### Text shown
● ● ● ● ● ● ●
Created on: November 02, 2009

When it comes to a job application, birth certificate, or any official document, an individual's gender is an important fact that must be documented and recorded. The term "sex" should be eliminated from any official requirements for vital information, since the term has a completely different set of meanings than was originally intended. Today, the word "sex" can have many meanings, and can refer to many communities in ways that have nothing to do with proving physical identity, just as individual religious beliefs, political party, or college affiliation have little to do with the basics of identity.

And there are two genders, plus unresolved hermaphroditic conditions, that allow identification of a particular animal or human. For official documents, there should not be a third gender that incorporates facts that are not the basic physical fact about an individual. From the official documents that register our pets, to the documents that register our own identities as human beings who are complex medical, official, and legal entities, our issues with "sex" are not necessarily anyone's business, unless we are registered sex offenders who, along with convicted felons, are permanently put under special conditions of official mistrust.

In other words, there is a need to record important and limited social and physical facts in order to insure that we are who our documents say that we are, where we are legally entitled to citizenship, our race, whether we are male or female, who is our next of kin, and what we are as medical entities.

What broad religious faith we practice in the event that we require specific rituals of death, or whether we have special religious beliefs that affect our preferences in medical care is supplemental information that can be maintained on emergency notification cards and in medical or other records.
● ● ● ● ● ● ●
### Things to do
1. In the text on gender in official documents, can you repeat word for word the part that opens with the words containing "When it comes" and closes with "basics of identity."?
2. In the text on gender in official documents, which things are described as having little to do with the basics of identity, alongside the word "sex"?
● ● ● ● ● ● ●
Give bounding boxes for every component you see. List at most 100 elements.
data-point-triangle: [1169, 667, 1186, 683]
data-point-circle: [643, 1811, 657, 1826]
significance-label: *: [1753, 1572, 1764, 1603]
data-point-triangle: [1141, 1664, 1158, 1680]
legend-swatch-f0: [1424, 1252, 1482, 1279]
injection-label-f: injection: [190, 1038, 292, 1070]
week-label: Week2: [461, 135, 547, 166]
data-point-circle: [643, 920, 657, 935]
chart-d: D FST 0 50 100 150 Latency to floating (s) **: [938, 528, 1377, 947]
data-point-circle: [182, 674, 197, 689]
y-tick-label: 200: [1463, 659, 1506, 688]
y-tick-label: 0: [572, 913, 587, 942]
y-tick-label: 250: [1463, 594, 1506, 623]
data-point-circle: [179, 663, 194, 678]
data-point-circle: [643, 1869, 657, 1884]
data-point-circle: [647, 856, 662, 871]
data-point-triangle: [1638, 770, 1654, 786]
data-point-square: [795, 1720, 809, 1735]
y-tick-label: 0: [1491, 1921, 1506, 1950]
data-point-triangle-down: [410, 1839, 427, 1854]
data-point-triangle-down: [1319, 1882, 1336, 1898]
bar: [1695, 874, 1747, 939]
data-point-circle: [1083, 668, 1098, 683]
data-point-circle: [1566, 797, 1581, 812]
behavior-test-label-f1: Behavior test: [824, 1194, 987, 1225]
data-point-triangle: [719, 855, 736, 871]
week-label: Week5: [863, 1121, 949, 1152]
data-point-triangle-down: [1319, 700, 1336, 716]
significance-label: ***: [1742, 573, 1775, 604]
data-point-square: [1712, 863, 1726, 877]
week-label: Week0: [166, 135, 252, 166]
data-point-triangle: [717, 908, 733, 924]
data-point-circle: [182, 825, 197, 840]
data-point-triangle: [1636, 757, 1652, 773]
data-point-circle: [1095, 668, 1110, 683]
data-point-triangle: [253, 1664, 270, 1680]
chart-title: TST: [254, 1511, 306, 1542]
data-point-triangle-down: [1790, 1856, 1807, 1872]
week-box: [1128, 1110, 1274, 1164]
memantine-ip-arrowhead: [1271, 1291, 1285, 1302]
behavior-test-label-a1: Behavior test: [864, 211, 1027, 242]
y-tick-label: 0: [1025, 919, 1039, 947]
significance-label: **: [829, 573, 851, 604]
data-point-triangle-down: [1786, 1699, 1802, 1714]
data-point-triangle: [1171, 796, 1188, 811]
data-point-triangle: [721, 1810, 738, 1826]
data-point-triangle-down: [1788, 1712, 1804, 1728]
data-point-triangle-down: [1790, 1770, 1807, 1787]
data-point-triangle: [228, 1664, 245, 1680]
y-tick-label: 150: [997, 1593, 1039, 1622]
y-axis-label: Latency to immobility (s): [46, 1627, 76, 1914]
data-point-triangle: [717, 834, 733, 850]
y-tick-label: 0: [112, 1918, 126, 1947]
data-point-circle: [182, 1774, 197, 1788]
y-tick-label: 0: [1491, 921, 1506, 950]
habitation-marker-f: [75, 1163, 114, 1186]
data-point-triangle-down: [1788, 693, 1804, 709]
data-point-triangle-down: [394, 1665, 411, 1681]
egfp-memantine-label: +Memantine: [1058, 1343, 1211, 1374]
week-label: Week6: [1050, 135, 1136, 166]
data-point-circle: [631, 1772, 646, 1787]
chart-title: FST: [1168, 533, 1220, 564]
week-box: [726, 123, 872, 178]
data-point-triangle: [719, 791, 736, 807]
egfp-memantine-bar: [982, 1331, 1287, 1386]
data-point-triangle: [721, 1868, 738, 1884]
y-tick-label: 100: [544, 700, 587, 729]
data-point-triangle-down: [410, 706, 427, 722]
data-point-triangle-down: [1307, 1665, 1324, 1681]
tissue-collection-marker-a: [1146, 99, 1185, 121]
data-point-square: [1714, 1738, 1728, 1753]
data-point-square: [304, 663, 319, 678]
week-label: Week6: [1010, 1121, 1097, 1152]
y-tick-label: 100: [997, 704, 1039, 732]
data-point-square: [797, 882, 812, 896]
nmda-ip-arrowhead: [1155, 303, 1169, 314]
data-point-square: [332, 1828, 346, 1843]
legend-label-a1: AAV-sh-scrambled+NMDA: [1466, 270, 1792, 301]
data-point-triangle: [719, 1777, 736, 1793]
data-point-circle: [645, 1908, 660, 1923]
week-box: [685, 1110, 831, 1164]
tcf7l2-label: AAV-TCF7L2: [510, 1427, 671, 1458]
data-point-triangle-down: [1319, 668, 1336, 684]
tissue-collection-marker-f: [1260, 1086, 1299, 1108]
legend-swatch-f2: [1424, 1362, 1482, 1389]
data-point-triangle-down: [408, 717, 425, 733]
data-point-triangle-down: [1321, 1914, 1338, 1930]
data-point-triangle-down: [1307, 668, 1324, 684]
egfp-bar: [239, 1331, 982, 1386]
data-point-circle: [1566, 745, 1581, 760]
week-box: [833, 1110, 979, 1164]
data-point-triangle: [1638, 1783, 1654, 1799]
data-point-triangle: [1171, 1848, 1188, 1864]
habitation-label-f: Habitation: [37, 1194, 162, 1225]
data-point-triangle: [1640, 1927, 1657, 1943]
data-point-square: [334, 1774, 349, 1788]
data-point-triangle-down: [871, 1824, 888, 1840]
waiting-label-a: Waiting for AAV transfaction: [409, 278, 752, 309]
● ● ● ● ● ● ●
### Answers by item number
1.
When it comes to a job application, birth certificate, or any official document, an individual's gender is an important fact that must be documented and recorded. The term "sex" should be eliminated from any official requirements for vital information, since the term has a completely different set of meanings than was originally intended. Today, the word "sex" can have many meanings, and can refer to many communities in ways that have nothing to do with proving physical identity, just as individual religious beliefs, political party, or college affiliation have little to do with the basics of identity.

2.
- Individual religious beliefs
- Political party
- College affiliation